### WHAT YOU HAVE TO DO:
Select the lines of the records containing the word "lighting" and list them.
──────
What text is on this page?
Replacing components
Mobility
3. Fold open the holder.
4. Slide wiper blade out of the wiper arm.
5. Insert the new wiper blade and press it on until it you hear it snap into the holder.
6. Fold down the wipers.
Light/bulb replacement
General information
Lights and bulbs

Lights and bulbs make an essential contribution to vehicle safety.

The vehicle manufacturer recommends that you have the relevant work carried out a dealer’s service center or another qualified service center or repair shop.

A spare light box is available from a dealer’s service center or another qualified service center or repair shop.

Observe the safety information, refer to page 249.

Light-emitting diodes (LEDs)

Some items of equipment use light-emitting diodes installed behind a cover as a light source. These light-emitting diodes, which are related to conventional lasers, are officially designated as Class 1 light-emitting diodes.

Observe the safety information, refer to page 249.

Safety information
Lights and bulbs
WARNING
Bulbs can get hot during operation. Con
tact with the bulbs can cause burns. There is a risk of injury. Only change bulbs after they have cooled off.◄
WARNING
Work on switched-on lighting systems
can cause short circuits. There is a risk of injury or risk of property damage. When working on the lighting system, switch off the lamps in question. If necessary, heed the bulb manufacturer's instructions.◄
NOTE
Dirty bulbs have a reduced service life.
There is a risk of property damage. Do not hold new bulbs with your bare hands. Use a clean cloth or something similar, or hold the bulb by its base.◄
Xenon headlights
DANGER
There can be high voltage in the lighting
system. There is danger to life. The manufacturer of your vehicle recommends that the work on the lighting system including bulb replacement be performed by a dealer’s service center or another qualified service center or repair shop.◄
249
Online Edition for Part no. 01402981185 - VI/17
──────
### WRITTEN SOLUTION:
Work on switched-on lighting systems
can cause short circuits. There is a risk of injury or risk of property damage. When working on the lighting system, switch off the lamps in question. If necessary, heed the bulb manufacturer's instructions.◄
There can be high voltage in the lighting
system. There is danger to life. The manufacturer of your vehicle recommends that the work on the lighting system including bulb replacement be performed by a dealer’s service center or another qualified service center or repair shop.◄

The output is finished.